## Task directions:
Retype the whole listing, please, keeping every line exact and dropping the pictures.

____

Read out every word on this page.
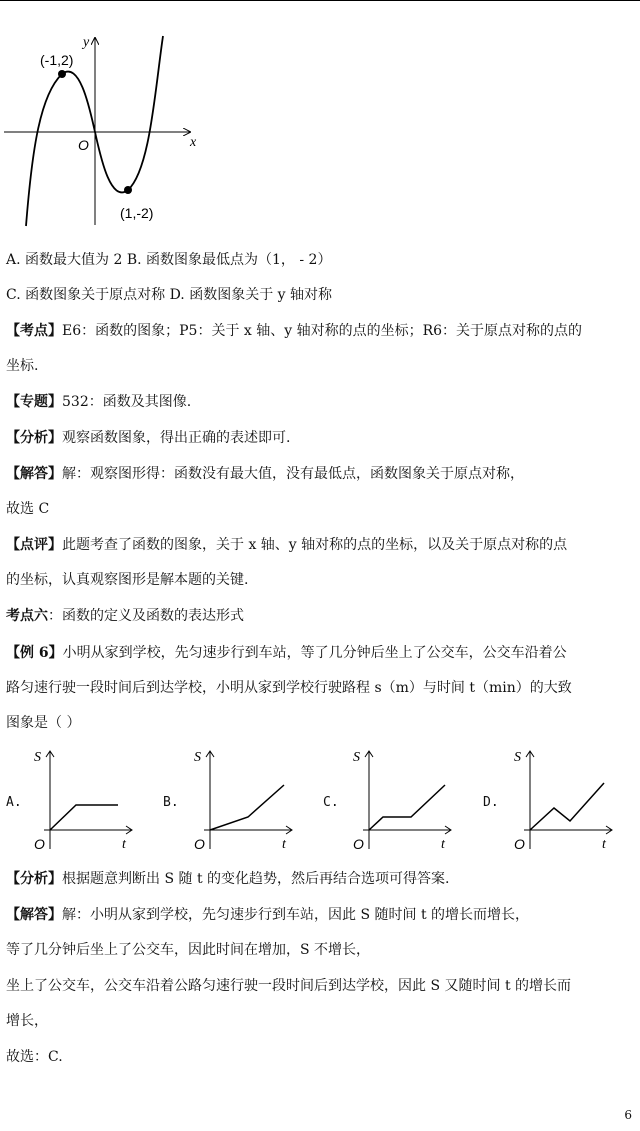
(-1,2)
(1,-2)
O	x
y
A. 函数最大值为 2 B. 函数图象最低点为（1， - 2）
C. 函数图象关于原点对称 D. 函数图象关于 y 轴对称
【考点】E6：函数的图象；P5：关于 x 轴、y 轴对称的点的坐标；R6：关于原点对称的点的
坐标.
【专题】532：函数及其图像.
【分析】观察函数图象，得出正确的表述即可.
【解答】解：观察图形得：函数没有最大值，没有最低点，函数图象关于原点对称，
故选 C
【点评】此题考查了函数的图象，关于 x 轴、y 轴对称的点的坐标，以及关于原点对称的点
的坐标，认真观察图形是解本题的关键.
考点六：函数的定义及函数的表达形式
【例 6】小明从家到学校，先匀速步行到车站，等了几分钟后坐上了公交车，公交车沿着公
路匀速行驶一段时间后到达学校，小明从家到学校行驶路程 s（m）与时间 t（min）的大致
图象是（ ）
A.
S
t
O
B.
S
t
O
C.
S
t
O
D.
S
t
O
【分析】根据题意判断出 S 随 t 的变化趋势，然后再结合选项可得答案.
【解答】解：小明从家到学校，先匀速步行到车站，因此 S 随时间 t 的增长而增长，
等了几分钟后坐上了公交车，因此时间在增加，S 不增长，
坐上了公交车，公交车沿着公路匀速行驶一段时间后到达学校，因此 S 又随时间 t 的增长而
增长，
故选：C.
6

____

## Reply to the task:
Read out every word on this page.
(-1,2)
(1,-2)
O	x
y
A. 函数最大值为 2 B. 函数图象最低点为（1， - 2）
C. 函数图象关于原点对称 D. 函数图象关于 y 轴对称
【考点】E6：函数的图象；P5：关于 x 轴、y 轴对称的点的坐标；R6：关于原点对称的点的
坐标.
【专题】532：函数及其图像.
【分析】观察函数图象，得出正确的表述即可.
【解答】解：观察图形得：函数没有最大值，没有最低点，函数图象关于原点对称，
故选 C
【点评】此题考查了函数的图象，关于 x 轴、y 轴对称的点的坐标，以及关于原点对称的点
的坐标，认真观察图形是解本题的关键.
考点六：函数的定义及函数的表达形式
【例 6】小明从家到学校，先匀速步行到车站，等了几分钟后坐上了公交车，公交车沿着公
路匀速行驶一段时间后到达学校，小明从家到学校行驶路程 s（m）与时间 t（min）的大致
图象是（ ）
A.
S
t
O
B.
S
t
O
C.
S
t
O
D.
S
t
O
【分析】根据题意判断出 S 随 t 的变化趋势，然后再结合选项可得答案.
【解答】解：小明从家到学校，先匀速步行到车站，因此 S 随时间 t 的增长而增长，
等了几分钟后坐上了公交车，因此时间在增加，S 不增长，
坐上了公交车，公交车沿着公路匀速行驶一段时间后到达学校，因此 S 又随时间 t 的增长而
增长，
故选：C.
6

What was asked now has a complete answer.